### TO BE DONE
Write every record out again exactly, and keep images out of it.

(Data records)
START
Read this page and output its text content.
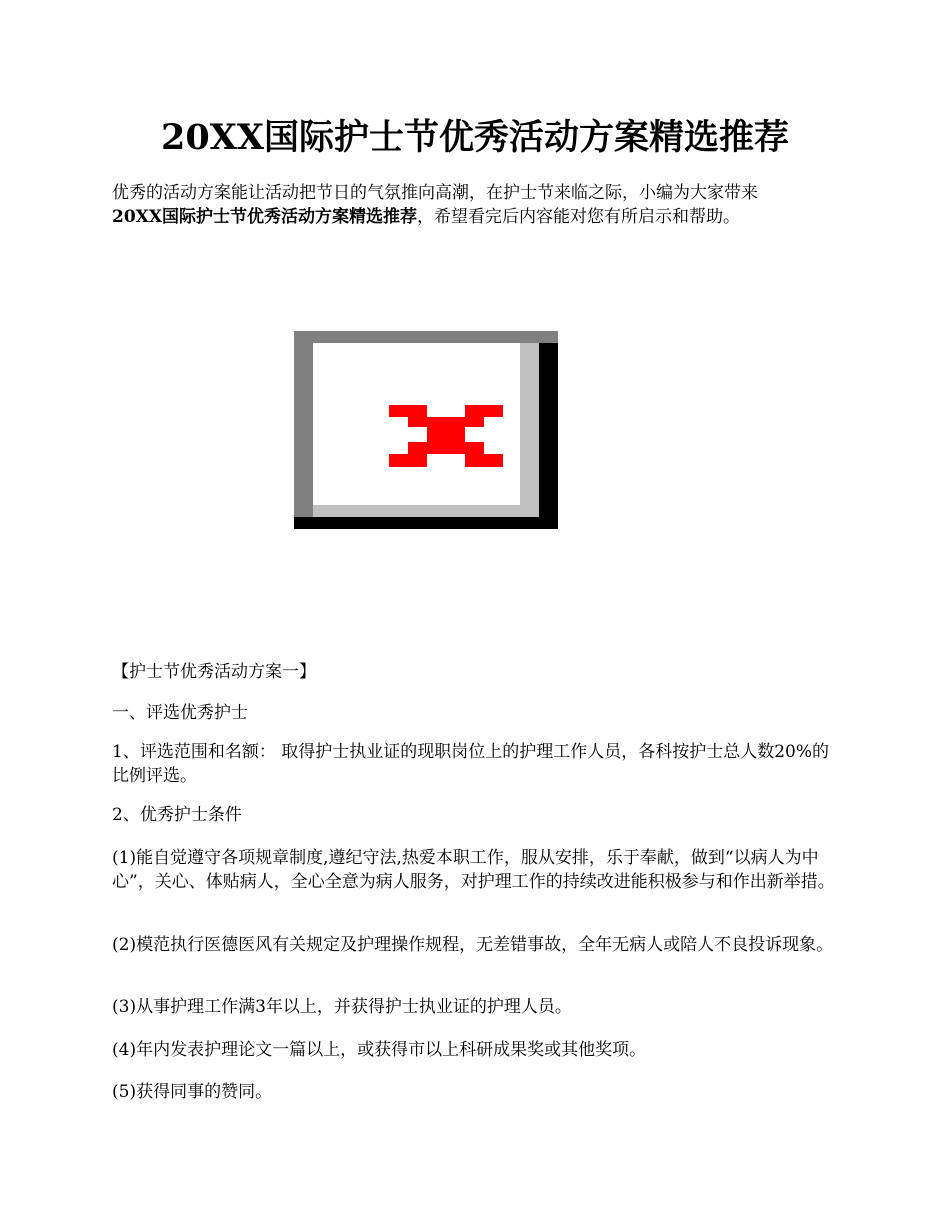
20XX国际护士节优秀活动方案精选推荐

优秀的活动方案能让活动把节日的气氛推向高潮，在护士节来临之际，小编为大家带来
20XX国际护士节优秀活动方案精选推荐，希望看完后内容能对您有所启示和帮助。

【护士节优秀活动方案一】

一、评选优秀护士

1、评选范围和名额： 取得护士执业证的现职岗位上的护理工作人员，各科按护士总人数20%的比例评选。

2、优秀护士条件

(1)能自觉遵守各项规章制度,遵纪守法,热爱本职工作，服从安排，乐于奉献，做到“以病人为中心”，关心、体贴病人，全心全意为病人服务，对护理工作的持续改进能积极参与和作出新举措。

(2)模范执行医德医风有关规定及护理操作规程，无差错事故，全年无病人或陪人不良投诉现象。

(3)从事护理工作满3年以上，并获得护士执业证的护理人员。

(4)年内发表护理论文一篇以上，或获得市以上科研成果奖或其他奖项。

(5)获得同事的赞同。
END
### ANSWER IN FULL
Read this page and output its text content.
20XX国际护士节优秀活动方案精选推荐

优秀的活动方案能让活动把节日的气氛推向高潮，在护士节来临之际，小编为大家带来
20XX国际护士节优秀活动方案精选推荐，希望看完后内容能对您有所启示和帮助。

【护士节优秀活动方案一】

一、评选优秀护士

1、评选范围和名额： 取得护士执业证的现职岗位上的护理工作人员，各科按护士总人数20%的比例评选。

2、优秀护士条件

(1)能自觉遵守各项规章制度,遵纪守法,热爱本职工作，服从安排，乐于奉献，做到“以病人为中心”，关心、体贴病人，全心全意为病人服务，对护理工作的持续改进能积极参与和作出新举措。

(2)模范执行医德医风有关规定及护理操作规程，无差错事故，全年无病人或陪人不良投诉现象。

(3)从事护理工作满3年以上，并获得护士执业证的护理人员。

(4)年内发表护理论文一篇以上，或获得市以上科研成果奖或其他奖项。

(5)获得同事的赞同。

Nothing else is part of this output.